[Excerpts from a figure dataset]
·····
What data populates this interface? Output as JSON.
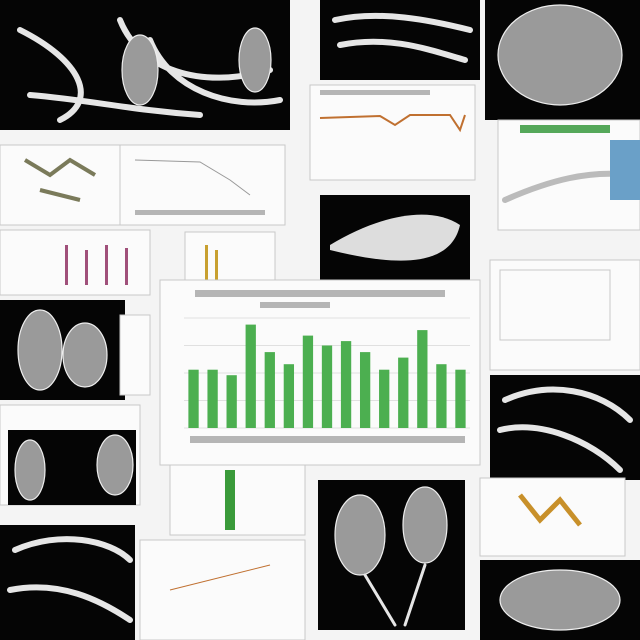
{
  "chart_data": {
    "type": "bar",
    "categories": [
      null,
      null,
      null,
      null,
      null,
      null,
      null,
      null,
      null,
      null,
      null,
      null,
      null,
      null,
      null
    ],
    "values": [
      53,
      53,
      48,
      94,
      69,
      58,
      84,
      75,
      79,
      69,
      53,
      64,
      89,
      58,
      53
    ],
    "color": "#4caf50",
    "ylim": [
      0,
      100
    ],
    "yticks": [
      0,
      25,
      50,
      75,
      100
    ],
    "grid": true
  }
}
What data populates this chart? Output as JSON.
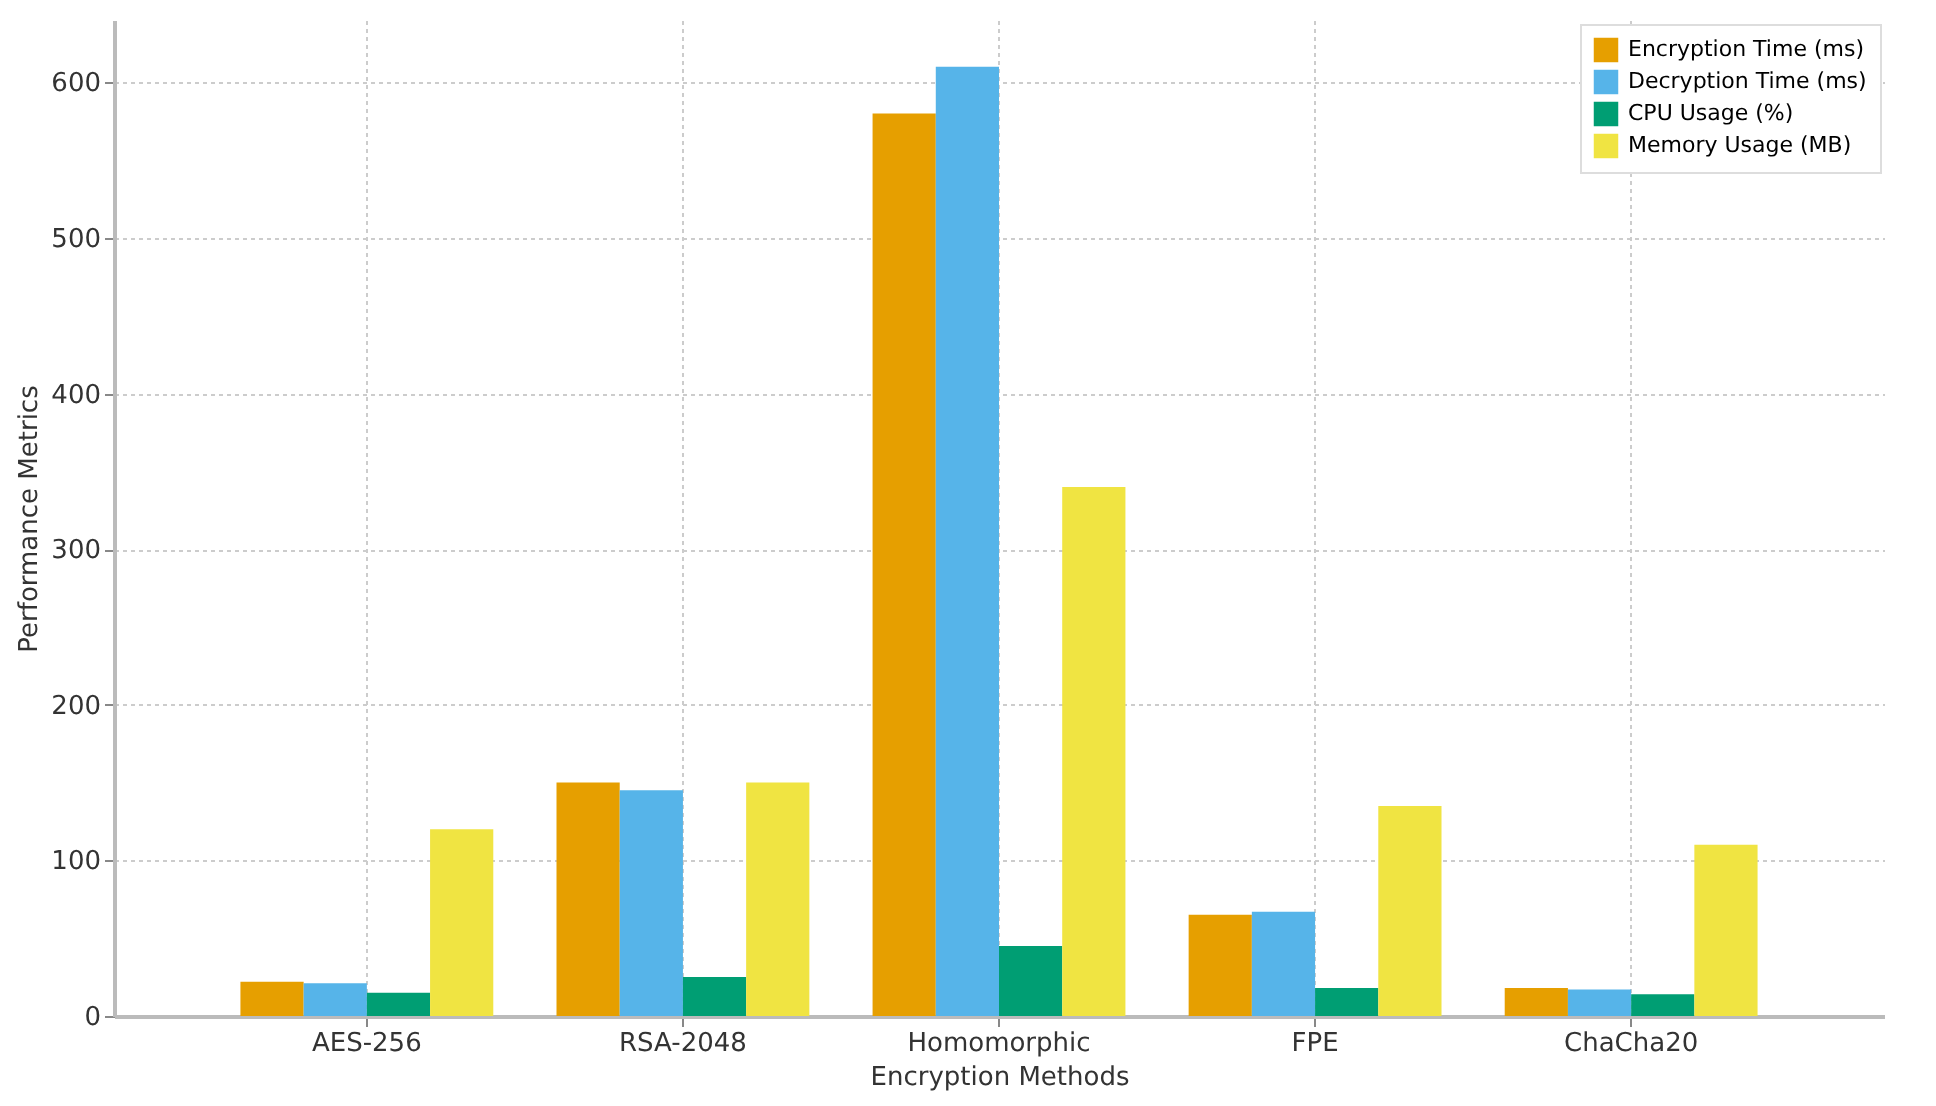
{
  "chart_data": {
    "type": "bar",
    "xlabel": "Encryption Methods",
    "ylabel": "Performance Metrics",
    "categories": [
      "AES-256",
      "RSA-2048",
      "Homomorphic",
      "FPE",
      "ChaCha20"
    ],
    "series": [
      {
        "name": "Encryption Time (ms)",
        "color": "#e69f00",
        "values": [
          22,
          150,
          580,
          65,
          18
        ]
      },
      {
        "name": "Decryption Time (ms)",
        "color": "#56b4e9",
        "values": [
          21,
          145,
          610,
          67,
          17
        ]
      },
      {
        "name": "CPU Usage (%)",
        "color": "#009e73",
        "values": [
          15,
          25,
          45,
          18,
          14
        ]
      },
      {
        "name": "Memory Usage (MB)",
        "color": "#f0e442",
        "values": [
          120,
          150,
          340,
          135,
          110
        ]
      }
    ],
    "ylim": [
      0,
      640
    ],
    "yticks": [
      0,
      100,
      200,
      300,
      400,
      500,
      600
    ],
    "grid": true,
    "legend": "top right"
  }
}
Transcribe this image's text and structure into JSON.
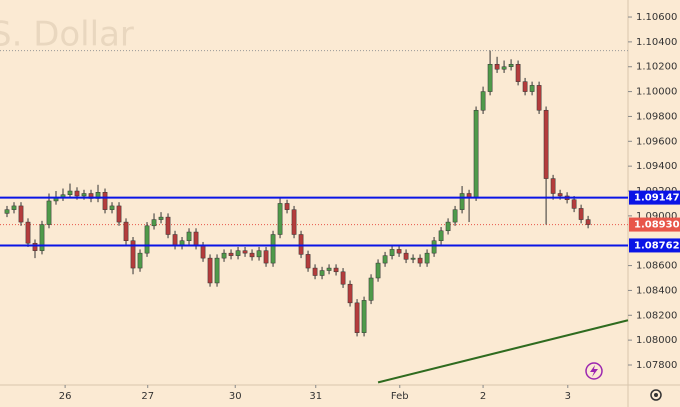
{
  "chart_data": {
    "type": "candlestick",
    "title": "S. Dollar",
    "x": [
      1,
      2,
      3,
      4,
      5,
      6,
      7,
      8,
      9,
      10,
      11,
      12,
      13,
      14,
      15,
      16,
      17,
      18,
      19,
      20,
      21,
      22,
      23,
      24,
      25,
      26,
      27,
      28,
      29,
      30,
      31,
      32,
      33,
      34,
      35,
      36,
      37,
      38,
      39,
      40,
      41,
      42,
      43,
      44,
      45,
      46,
      47,
      48,
      49,
      50,
      51,
      52,
      53,
      54,
      55,
      56,
      57,
      58,
      59,
      60,
      61,
      62,
      63,
      64,
      65,
      66,
      67,
      68,
      69,
      70,
      71,
      72,
      73,
      74,
      75,
      76,
      77,
      78,
      79,
      80,
      81,
      82,
      83,
      84
    ],
    "open": [
      1.0902,
      1.0905,
      1.0908,
      1.0895,
      1.0878,
      1.0872,
      1.0893,
      1.0912,
      1.0915,
      1.0917,
      1.092,
      1.0916,
      1.0918,
      1.0914,
      1.0919,
      1.0905,
      1.0908,
      1.0895,
      1.088,
      1.0858,
      1.087,
      1.0892,
      1.0897,
      1.0899,
      1.0885,
      1.0876,
      1.088,
      1.0887,
      1.0876,
      1.0866,
      1.0846,
      1.0866,
      1.087,
      1.0868,
      1.0872,
      1.087,
      1.0867,
      1.0872,
      1.0862,
      1.0885,
      1.091,
      1.0905,
      1.0885,
      1.0869,
      1.0858,
      1.0852,
      1.0856,
      1.0858,
      1.0855,
      1.0845,
      1.083,
      1.0806,
      1.0832,
      1.085,
      1.0862,
      1.0868,
      1.0873,
      1.087,
      1.0865,
      1.0866,
      1.0862,
      1.087,
      1.088,
      1.0888,
      1.0895,
      1.0905,
      1.0918,
      1.0915,
      1.0985,
      1.1,
      1.1022,
      1.1018,
      1.102,
      1.1022,
      1.1008,
      1.1,
      1.1005,
      1.0985,
      1.093,
      1.0918,
      1.0916,
      1.0913,
      1.0906,
      1.0897
    ],
    "high": [
      1.0908,
      1.0911,
      1.0911,
      1.0898,
      1.0881,
      1.0896,
      1.0918,
      1.092,
      1.0922,
      1.0926,
      1.0923,
      1.0921,
      1.0921,
      1.0925,
      1.0922,
      1.0911,
      1.0911,
      1.0898,
      1.0883,
      1.0873,
      1.0895,
      1.0902,
      1.0903,
      1.0902,
      1.0888,
      1.0883,
      1.089,
      1.089,
      1.0879,
      1.0869,
      1.0869,
      1.0873,
      1.0873,
      1.0875,
      1.0875,
      1.0873,
      1.0875,
      1.0875,
      1.0888,
      1.0914,
      1.0913,
      1.0908,
      1.0888,
      1.0872,
      1.0861,
      1.0859,
      1.0861,
      1.0861,
      1.0858,
      1.0848,
      1.0833,
      1.0835,
      1.0853,
      1.0865,
      1.0871,
      1.0876,
      1.0876,
      1.0873,
      1.0869,
      1.0869,
      1.0873,
      1.0883,
      1.0891,
      1.0898,
      1.0908,
      1.0924,
      1.0921,
      1.0988,
      1.1004,
      1.1033,
      1.1028,
      1.1025,
      1.1026,
      1.1025,
      1.1011,
      1.1008,
      1.1008,
      1.0988,
      1.0933,
      1.0921,
      1.0919,
      1.0916,
      1.0909,
      1.09
    ],
    "low": [
      1.0899,
      1.0902,
      1.0892,
      1.0875,
      1.0866,
      1.0869,
      1.089,
      1.0909,
      1.0912,
      1.0914,
      1.0913,
      1.0913,
      1.0911,
      1.0911,
      1.0902,
      1.0902,
      1.0892,
      1.0877,
      1.0853,
      1.0855,
      1.0867,
      1.0889,
      1.0894,
      1.0882,
      1.0873,
      1.0873,
      1.0877,
      1.0873,
      1.0863,
      1.0843,
      1.0843,
      1.0863,
      1.0865,
      1.0865,
      1.0867,
      1.0864,
      1.0864,
      1.0859,
      1.0859,
      1.0882,
      1.0902,
      1.0882,
      1.0866,
      1.0855,
      1.0849,
      1.0849,
      1.0853,
      1.0852,
      1.0842,
      1.0827,
      1.0803,
      1.0803,
      1.0829,
      1.0847,
      1.0859,
      1.0865,
      1.0867,
      1.0862,
      1.0862,
      1.0859,
      1.0859,
      1.0867,
      1.0877,
      1.0885,
      1.0892,
      1.0902,
      1.0895,
      1.0912,
      1.0982,
      1.0997,
      1.1015,
      1.1015,
      1.1017,
      1.1005,
      1.0997,
      1.0997,
      1.0982,
      1.0893,
      1.0913,
      1.0913,
      1.091,
      1.0903,
      1.0894,
      1.089
    ],
    "close": [
      1.0905,
      1.0908,
      1.0895,
      1.0878,
      1.0872,
      1.0893,
      1.0912,
      1.0915,
      1.0917,
      1.092,
      1.0916,
      1.0918,
      1.0914,
      1.0919,
      1.0905,
      1.0908,
      1.0895,
      1.088,
      1.0858,
      1.087,
      1.0892,
      1.0897,
      1.0899,
      1.0885,
      1.0876,
      1.088,
      1.0887,
      1.0876,
      1.0866,
      1.0846,
      1.0866,
      1.087,
      1.0868,
      1.0872,
      1.087,
      1.0867,
      1.0872,
      1.0862,
      1.0885,
      1.091,
      1.0905,
      1.0885,
      1.0869,
      1.0858,
      1.0852,
      1.0856,
      1.0858,
      1.0855,
      1.0845,
      1.083,
      1.0806,
      1.0832,
      1.085,
      1.0862,
      1.0868,
      1.0873,
      1.087,
      1.0865,
      1.0866,
      1.0862,
      1.087,
      1.088,
      1.0888,
      1.0895,
      1.0905,
      1.0918,
      1.0915,
      1.0985,
      1.1,
      1.1022,
      1.1018,
      1.102,
      1.1022,
      1.1008,
      1.1,
      1.1005,
      1.0985,
      1.093,
      1.0918,
      1.0916,
      1.0913,
      1.0906,
      1.0897,
      1.0893
    ],
    "up_color": "#4f9a4a",
    "down_color": "#b43c3c",
    "wick_color": "#333333",
    "xlim": [
      0,
      89.7
    ],
    "ylim": [
      1.07639,
      1.10737
    ],
    "xticks": [
      {
        "value": 9.3,
        "label": "26"
      },
      {
        "value": 21.1,
        "label": "27"
      },
      {
        "value": 33.6,
        "label": "30"
      },
      {
        "value": 45.1,
        "label": "31"
      },
      {
        "value": 57.1,
        "label": "Feb"
      },
      {
        "value": 69,
        "label": "2"
      },
      {
        "value": 81.1,
        "label": "3"
      }
    ],
    "yticks": [
      {
        "value": 1.106,
        "label": "1.10600"
      },
      {
        "value": 1.104,
        "label": "1.10400"
      },
      {
        "value": 1.102,
        "label": "1.10200"
      },
      {
        "value": 1.1,
        "label": "1.10000"
      },
      {
        "value": 1.098,
        "label": "1.09800"
      },
      {
        "value": 1.096,
        "label": "1.09600"
      },
      {
        "value": 1.094,
        "label": "1.09400"
      },
      {
        "value": 1.092,
        "label": "1.09200"
      },
      {
        "value": 1.09,
        "label": "1.09000"
      },
      {
        "value": 1.086,
        "label": "1.08600"
      },
      {
        "value": 1.084,
        "label": "1.08400"
      },
      {
        "value": 1.082,
        "label": "1.08200"
      },
      {
        "value": 1.08,
        "label": "1.08000"
      },
      {
        "value": 1.078,
        "label": "1.07800"
      }
    ],
    "levels": [
      {
        "value": 1.09147,
        "label": "1.09147",
        "color": "#0a14e6"
      },
      {
        "value": 1.08762,
        "label": "1.08762",
        "color": "#0a14e6"
      }
    ],
    "last_price": {
      "value": 1.0893,
      "label": "1.08930",
      "color": "#e8564a"
    },
    "high_line": 1.1033,
    "trendline": {
      "x": [
        54,
        89.7
      ],
      "y": [
        1.0766,
        1.0816
      ],
      "color": "#2f6b1f"
    }
  }
}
·····
### Exercise details
Each line that contains the word "populates" counts toward the total; give only that total.

### Solution
2